PASSAGE TO READ:

I also have some suggestions concerning style, based on the prevailing style in the community:

  1. Don't put a space between an identifier and the colon that precedes a type (message: &str rather than message : &str).
  2. Put the } and the else on the same line.

Additionally, considering the way you've written the prompt messages, it looks like there shouldn't be a newline after the prompt, so I suggest you change the println! that prints the prompt to a print!.

Here's the revised code:

use std::io;

fn read_time(message: &str, max: u64) -> u64 {
    let mut input = String::new();

    loop {
        print!("{}", message);
        input.clear();
        io::stdin().read_line(&mut input).unwrap();
        let num = input.trim().parse::<u64>();

        if let Ok(n) = num {
            if n < max {
                return n;
            } else {
                println!("exceeded max value of {}", max - 1);
            }
        } else {
            println!("Need a number above 0 and less than {}", max);
        }
    }
}

fn main() {
    println!("Waiting Sample Program");

    let hours = read_time("Enter hours: ", 24);
    let minutes = read_time("Enter minutes: ", 100);
    let wait = hours * 60 + minutes;

    println!("Going to wait {} minutes", wait);

    std::thread::sleep(std::time::Duration::new(wait * 60, 0));

    println!("done.");
}

If you want to combine the result of parse with the range checking in a single operation, that's possible too. First, let's look at the "lazy" way, where both error situations will produce the same error message:

fn read_time(message: &str, max: u64) -> u64 {
    let mut input = String::new();

    loop {
        print!("{}", message);
        input.clear();
        io::stdin().read_line(&mut input).unwrap();
        let num = input.trim().parse::<u64>();

        if let Some(n) = num.ok().and_then(|n| if n < max { Some(n) } else { None }) {
            return n;
        }

        println!("Need a number above 0 and less than {}", max);
    }
}

Here, I'm using ok to convert the Result to an Option, because I'm too lazy to define an error type that unifies the parse error and our new out-of-range condition. Then I'm using and_then to perform the range validation only if the parse succeeded. The closure returns Some(n) if the value is in range, or None if the value is out of range.

DIRECTIONS: Reproduce the stretch of the Rust code review from "I also have" through "message : &str).".

(Image layout notes)

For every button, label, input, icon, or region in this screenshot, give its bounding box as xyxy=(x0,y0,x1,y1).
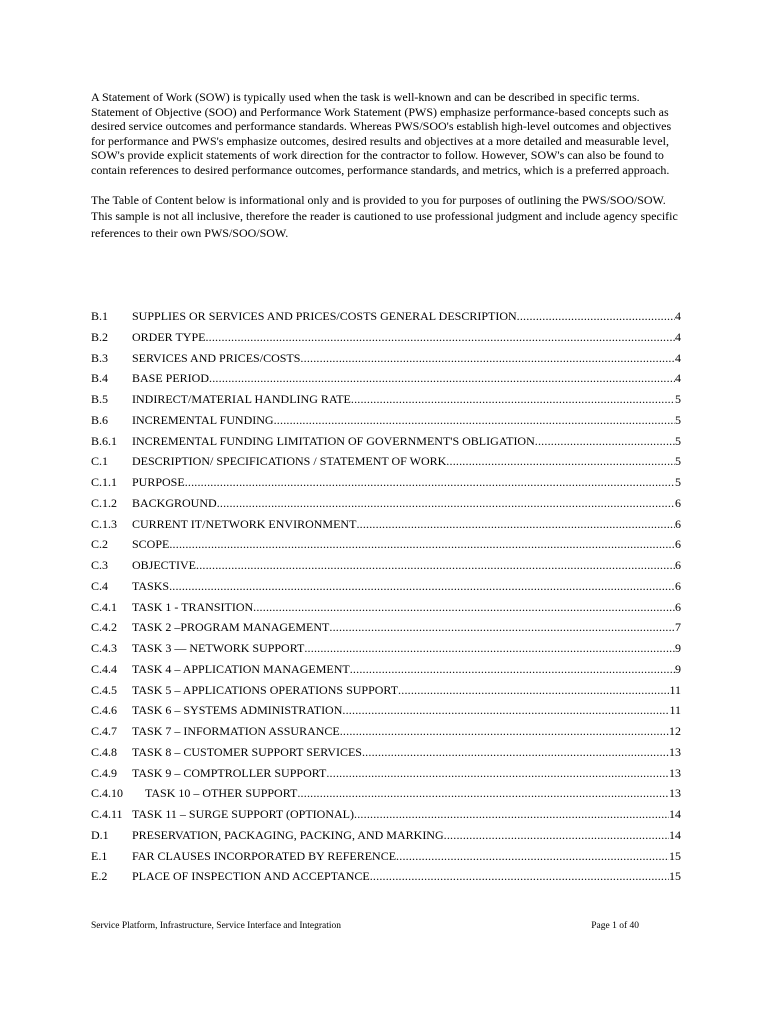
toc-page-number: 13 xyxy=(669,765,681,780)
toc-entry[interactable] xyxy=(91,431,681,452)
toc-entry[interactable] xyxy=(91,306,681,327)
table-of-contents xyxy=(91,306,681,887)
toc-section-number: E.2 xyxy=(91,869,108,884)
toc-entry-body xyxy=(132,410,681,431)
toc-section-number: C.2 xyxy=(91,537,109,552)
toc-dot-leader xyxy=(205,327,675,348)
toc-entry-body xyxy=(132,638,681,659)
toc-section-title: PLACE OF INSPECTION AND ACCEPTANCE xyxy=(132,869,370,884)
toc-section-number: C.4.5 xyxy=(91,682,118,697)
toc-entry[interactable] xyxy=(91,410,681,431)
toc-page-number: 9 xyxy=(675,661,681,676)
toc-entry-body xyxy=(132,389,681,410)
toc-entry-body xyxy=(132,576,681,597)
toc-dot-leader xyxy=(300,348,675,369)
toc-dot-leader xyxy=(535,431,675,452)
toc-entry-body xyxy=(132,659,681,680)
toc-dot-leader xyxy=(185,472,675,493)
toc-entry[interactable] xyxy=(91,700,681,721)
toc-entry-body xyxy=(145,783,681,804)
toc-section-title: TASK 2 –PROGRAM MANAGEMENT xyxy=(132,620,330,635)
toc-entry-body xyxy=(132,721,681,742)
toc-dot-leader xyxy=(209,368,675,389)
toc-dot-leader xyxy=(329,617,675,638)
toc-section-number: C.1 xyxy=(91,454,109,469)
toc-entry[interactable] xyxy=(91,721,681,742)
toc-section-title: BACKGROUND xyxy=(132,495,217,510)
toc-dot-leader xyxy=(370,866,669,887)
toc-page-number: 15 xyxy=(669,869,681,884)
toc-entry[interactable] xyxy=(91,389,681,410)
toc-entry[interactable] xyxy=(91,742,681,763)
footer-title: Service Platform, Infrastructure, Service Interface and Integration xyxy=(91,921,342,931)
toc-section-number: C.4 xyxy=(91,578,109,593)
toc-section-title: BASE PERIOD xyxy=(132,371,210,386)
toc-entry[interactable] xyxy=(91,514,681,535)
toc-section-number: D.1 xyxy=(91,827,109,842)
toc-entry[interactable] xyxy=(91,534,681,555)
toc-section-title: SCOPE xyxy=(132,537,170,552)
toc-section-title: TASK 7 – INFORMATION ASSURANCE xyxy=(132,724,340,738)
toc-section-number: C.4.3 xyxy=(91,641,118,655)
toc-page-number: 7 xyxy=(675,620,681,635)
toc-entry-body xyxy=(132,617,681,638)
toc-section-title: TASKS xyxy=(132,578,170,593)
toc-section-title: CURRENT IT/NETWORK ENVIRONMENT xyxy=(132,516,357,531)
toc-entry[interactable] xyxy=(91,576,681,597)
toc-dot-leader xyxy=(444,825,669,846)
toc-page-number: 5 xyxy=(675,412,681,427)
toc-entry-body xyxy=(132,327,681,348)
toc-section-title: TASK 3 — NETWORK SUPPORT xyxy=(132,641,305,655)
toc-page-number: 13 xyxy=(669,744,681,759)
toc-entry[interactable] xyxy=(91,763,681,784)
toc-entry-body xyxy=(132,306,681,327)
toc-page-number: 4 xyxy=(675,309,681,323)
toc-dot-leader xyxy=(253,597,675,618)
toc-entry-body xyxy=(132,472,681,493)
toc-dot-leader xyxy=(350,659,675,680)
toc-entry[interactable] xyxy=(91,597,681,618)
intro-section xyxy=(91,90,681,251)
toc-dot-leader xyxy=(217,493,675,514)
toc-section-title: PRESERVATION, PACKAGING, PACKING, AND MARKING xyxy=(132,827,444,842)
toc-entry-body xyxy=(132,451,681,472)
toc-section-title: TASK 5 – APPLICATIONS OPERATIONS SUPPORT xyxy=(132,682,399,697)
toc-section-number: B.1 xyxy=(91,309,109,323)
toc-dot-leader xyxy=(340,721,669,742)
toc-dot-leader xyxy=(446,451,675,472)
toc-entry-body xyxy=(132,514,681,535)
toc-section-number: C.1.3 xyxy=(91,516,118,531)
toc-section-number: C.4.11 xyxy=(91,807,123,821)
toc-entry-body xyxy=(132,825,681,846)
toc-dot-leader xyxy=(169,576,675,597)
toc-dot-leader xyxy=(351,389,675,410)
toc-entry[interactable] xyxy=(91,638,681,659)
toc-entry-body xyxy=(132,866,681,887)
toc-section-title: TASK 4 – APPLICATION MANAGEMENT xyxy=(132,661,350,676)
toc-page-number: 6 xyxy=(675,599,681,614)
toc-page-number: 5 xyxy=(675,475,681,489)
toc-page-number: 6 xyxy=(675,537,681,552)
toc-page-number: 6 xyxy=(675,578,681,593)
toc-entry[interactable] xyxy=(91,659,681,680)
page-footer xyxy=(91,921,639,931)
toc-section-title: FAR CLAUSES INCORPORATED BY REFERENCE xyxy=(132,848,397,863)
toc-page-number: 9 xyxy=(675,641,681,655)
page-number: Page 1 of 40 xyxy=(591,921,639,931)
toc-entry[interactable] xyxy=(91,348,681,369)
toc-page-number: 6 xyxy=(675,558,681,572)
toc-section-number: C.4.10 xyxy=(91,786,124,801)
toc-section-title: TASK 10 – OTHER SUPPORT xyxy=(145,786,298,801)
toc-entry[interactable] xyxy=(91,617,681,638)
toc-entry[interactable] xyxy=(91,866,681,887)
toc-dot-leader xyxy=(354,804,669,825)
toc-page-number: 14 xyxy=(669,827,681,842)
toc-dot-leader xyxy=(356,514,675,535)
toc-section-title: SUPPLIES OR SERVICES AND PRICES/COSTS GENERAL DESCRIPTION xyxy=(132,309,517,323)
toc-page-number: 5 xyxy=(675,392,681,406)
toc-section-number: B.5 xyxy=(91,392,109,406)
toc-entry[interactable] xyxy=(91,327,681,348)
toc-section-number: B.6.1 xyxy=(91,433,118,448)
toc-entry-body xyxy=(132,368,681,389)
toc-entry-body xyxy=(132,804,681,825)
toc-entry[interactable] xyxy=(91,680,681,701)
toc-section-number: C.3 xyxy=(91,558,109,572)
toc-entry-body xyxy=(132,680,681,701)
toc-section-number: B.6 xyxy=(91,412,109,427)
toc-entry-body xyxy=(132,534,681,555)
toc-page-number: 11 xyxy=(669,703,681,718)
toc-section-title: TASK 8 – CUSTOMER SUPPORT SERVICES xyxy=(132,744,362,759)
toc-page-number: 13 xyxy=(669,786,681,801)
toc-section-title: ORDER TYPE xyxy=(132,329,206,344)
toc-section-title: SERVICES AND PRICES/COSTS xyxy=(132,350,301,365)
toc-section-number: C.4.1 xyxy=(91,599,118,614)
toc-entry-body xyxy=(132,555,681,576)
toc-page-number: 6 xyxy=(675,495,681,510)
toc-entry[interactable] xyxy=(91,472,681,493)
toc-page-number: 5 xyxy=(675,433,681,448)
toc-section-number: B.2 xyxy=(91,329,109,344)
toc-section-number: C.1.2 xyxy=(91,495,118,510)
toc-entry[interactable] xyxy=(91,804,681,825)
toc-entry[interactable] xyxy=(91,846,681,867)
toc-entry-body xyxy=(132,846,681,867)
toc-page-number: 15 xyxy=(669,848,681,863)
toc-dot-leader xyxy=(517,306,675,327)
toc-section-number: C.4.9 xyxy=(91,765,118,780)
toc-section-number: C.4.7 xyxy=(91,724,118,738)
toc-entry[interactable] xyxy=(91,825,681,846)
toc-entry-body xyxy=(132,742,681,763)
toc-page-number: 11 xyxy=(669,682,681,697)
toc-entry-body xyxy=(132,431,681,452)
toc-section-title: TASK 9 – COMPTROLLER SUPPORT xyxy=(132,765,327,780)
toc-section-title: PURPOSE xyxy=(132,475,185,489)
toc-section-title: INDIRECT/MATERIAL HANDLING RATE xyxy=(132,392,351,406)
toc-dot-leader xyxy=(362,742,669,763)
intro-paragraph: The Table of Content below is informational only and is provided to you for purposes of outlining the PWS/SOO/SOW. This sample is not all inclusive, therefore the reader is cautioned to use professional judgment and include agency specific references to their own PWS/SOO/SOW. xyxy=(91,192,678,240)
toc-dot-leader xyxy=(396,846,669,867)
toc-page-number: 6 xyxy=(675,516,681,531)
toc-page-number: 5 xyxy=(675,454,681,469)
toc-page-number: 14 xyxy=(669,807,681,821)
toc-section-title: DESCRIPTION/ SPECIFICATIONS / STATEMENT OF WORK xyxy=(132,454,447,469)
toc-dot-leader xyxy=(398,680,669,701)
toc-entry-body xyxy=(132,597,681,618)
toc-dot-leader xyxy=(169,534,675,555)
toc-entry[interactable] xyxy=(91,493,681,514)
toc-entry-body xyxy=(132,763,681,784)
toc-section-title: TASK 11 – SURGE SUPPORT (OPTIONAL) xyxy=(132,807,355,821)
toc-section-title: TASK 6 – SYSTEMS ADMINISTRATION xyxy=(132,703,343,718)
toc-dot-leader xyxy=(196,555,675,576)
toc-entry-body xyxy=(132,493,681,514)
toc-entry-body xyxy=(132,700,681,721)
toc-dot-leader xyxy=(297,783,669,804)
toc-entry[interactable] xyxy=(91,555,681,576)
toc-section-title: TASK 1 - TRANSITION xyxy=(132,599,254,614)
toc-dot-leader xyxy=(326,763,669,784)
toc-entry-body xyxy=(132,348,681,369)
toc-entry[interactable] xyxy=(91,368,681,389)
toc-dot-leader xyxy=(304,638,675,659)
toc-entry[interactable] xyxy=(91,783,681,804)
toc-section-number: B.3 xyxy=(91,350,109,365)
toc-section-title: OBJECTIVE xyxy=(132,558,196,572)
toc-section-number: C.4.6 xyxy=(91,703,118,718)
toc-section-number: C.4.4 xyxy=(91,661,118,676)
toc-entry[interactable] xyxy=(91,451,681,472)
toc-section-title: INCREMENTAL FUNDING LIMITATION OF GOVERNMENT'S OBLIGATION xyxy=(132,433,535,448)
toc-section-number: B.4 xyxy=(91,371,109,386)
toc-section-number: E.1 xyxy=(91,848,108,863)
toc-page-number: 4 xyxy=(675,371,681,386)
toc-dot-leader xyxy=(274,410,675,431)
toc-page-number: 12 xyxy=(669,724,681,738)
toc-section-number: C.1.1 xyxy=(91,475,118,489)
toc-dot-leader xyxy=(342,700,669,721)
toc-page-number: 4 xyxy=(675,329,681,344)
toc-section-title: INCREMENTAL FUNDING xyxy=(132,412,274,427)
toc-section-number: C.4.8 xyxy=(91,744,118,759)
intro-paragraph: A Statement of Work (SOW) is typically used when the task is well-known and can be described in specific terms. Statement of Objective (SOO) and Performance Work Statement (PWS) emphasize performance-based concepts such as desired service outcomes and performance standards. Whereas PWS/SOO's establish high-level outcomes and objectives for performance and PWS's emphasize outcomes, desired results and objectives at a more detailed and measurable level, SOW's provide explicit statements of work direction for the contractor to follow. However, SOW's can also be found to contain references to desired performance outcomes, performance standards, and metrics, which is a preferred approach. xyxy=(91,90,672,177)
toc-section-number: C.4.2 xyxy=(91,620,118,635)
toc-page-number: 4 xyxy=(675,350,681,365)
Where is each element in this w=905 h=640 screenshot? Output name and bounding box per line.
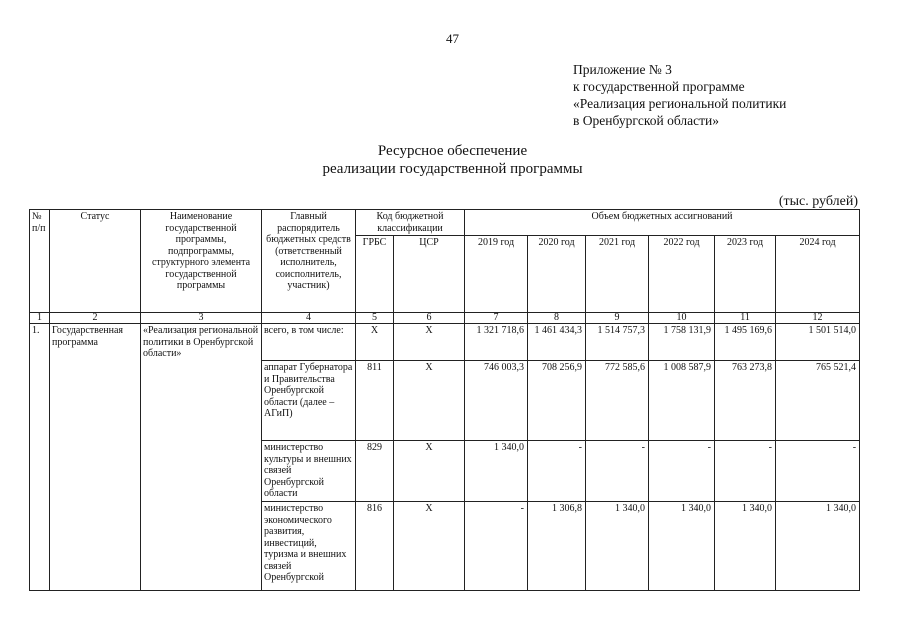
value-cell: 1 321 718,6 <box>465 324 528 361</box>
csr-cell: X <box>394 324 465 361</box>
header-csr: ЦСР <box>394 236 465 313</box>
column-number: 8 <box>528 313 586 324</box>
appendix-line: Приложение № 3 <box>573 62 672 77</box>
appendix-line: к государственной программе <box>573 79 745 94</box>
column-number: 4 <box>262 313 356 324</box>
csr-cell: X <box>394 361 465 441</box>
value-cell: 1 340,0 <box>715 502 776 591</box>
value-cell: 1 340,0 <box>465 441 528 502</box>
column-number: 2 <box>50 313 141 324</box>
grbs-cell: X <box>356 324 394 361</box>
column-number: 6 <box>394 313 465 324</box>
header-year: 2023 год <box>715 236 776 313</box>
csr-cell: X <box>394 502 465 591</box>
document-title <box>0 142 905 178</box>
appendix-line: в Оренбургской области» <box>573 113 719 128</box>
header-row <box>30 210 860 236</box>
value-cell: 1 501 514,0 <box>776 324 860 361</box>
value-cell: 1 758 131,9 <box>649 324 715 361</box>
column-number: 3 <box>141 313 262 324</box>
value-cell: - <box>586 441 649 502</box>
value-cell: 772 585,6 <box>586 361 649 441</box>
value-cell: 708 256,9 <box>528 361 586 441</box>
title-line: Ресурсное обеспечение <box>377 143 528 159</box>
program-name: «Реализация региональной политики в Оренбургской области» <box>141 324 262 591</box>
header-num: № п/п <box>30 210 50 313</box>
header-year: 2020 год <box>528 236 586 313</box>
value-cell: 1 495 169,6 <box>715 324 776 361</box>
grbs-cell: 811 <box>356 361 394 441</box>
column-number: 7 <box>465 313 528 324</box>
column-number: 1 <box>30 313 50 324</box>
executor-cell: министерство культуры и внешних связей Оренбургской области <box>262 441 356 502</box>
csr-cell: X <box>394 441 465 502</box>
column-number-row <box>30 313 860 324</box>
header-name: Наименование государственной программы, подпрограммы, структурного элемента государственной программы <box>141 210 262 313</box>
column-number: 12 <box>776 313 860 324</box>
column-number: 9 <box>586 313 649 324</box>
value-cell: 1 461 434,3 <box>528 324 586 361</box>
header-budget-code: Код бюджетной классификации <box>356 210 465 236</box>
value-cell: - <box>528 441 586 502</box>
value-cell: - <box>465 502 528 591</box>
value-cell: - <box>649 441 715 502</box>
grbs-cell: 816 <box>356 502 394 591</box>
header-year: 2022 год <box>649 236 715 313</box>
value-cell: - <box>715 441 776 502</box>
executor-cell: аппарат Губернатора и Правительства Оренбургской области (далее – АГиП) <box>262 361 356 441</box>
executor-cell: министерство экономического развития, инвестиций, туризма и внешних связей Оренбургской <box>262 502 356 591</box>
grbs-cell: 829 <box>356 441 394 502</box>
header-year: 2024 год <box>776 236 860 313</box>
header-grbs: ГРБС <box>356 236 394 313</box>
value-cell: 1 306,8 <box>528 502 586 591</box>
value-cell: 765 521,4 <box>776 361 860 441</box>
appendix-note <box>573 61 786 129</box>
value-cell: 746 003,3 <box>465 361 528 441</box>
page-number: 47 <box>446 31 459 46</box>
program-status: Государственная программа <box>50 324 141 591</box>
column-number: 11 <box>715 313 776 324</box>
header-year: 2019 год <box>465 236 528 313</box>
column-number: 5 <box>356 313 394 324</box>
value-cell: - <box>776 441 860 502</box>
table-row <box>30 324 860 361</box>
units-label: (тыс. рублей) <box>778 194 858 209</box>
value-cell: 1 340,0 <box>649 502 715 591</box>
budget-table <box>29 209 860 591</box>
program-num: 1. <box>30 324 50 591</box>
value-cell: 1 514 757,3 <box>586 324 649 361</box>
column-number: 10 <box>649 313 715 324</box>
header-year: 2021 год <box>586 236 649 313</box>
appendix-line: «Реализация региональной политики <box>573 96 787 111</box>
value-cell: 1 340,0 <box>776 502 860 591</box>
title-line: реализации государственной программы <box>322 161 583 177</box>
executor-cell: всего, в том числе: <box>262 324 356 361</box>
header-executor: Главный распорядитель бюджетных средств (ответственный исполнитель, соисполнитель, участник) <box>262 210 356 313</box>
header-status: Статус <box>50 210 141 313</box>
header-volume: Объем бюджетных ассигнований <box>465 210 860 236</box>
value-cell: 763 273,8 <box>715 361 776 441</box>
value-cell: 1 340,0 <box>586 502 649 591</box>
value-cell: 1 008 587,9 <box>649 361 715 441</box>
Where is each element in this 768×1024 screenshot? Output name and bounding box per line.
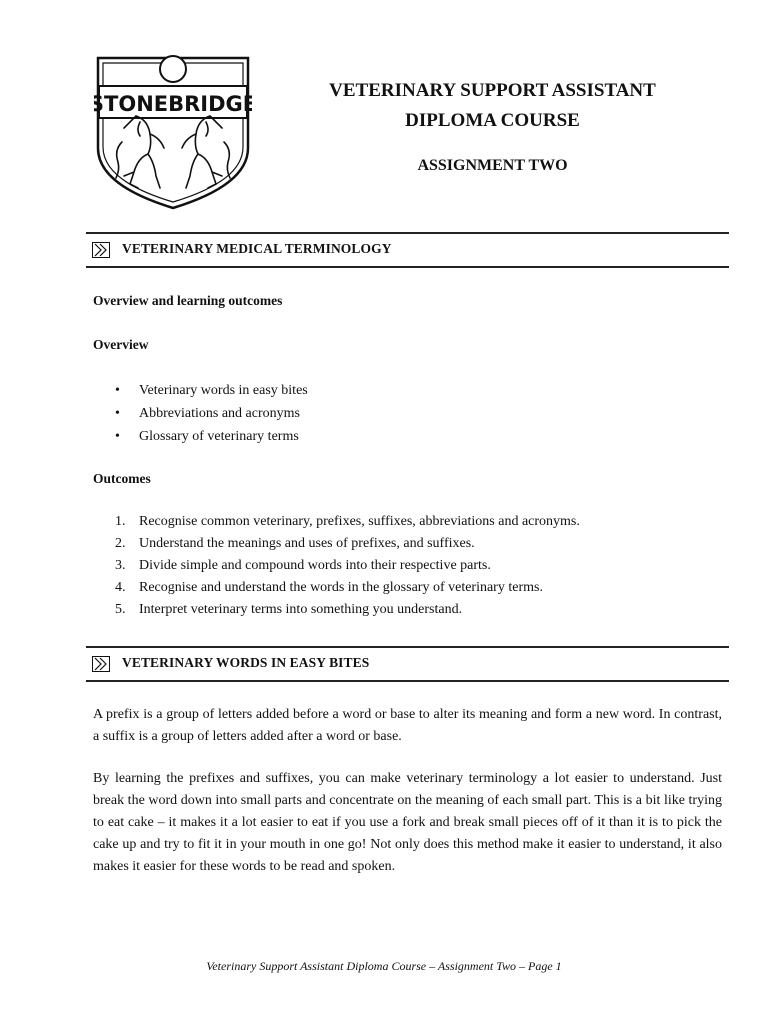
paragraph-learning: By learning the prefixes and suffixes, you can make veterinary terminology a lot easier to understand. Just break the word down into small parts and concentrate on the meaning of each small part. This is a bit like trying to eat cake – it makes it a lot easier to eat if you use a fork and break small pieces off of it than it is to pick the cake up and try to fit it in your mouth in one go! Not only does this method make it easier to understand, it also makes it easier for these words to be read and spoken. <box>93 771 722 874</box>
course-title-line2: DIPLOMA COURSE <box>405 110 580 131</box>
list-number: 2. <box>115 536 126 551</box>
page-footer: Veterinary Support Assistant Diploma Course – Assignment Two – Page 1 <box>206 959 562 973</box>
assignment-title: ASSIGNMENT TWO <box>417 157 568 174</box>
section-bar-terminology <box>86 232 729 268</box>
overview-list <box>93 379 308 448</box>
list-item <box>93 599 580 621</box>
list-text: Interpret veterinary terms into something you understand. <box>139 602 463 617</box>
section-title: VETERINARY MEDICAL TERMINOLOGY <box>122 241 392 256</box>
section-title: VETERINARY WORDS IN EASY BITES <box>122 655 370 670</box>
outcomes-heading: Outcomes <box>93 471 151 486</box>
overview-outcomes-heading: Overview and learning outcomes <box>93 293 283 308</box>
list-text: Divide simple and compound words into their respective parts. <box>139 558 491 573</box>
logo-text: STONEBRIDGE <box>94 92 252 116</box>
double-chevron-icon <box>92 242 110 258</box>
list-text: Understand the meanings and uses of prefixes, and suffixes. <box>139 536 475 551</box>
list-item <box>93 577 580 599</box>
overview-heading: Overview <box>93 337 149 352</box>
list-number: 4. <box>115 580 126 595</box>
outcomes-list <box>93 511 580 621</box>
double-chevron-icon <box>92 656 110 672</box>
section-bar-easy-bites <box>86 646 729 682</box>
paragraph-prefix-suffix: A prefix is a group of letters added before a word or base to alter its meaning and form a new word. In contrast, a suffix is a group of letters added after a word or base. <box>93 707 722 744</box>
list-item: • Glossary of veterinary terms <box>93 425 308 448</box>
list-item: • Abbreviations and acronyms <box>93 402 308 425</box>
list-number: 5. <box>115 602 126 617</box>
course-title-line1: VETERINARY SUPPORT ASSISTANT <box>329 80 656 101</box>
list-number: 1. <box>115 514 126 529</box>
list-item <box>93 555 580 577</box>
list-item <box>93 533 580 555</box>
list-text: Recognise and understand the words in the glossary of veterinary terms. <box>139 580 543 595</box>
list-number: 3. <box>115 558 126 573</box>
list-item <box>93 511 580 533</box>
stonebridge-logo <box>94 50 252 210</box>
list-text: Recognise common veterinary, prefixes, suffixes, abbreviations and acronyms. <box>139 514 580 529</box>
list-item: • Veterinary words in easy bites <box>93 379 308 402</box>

ANSWER TO THE PROBLEM:
I also have some suggestions concerning style, based on the prevailing style in the community:

  1. Don't put a space between an identifier and the colon that precedes a type (message: &str rather than message : &str).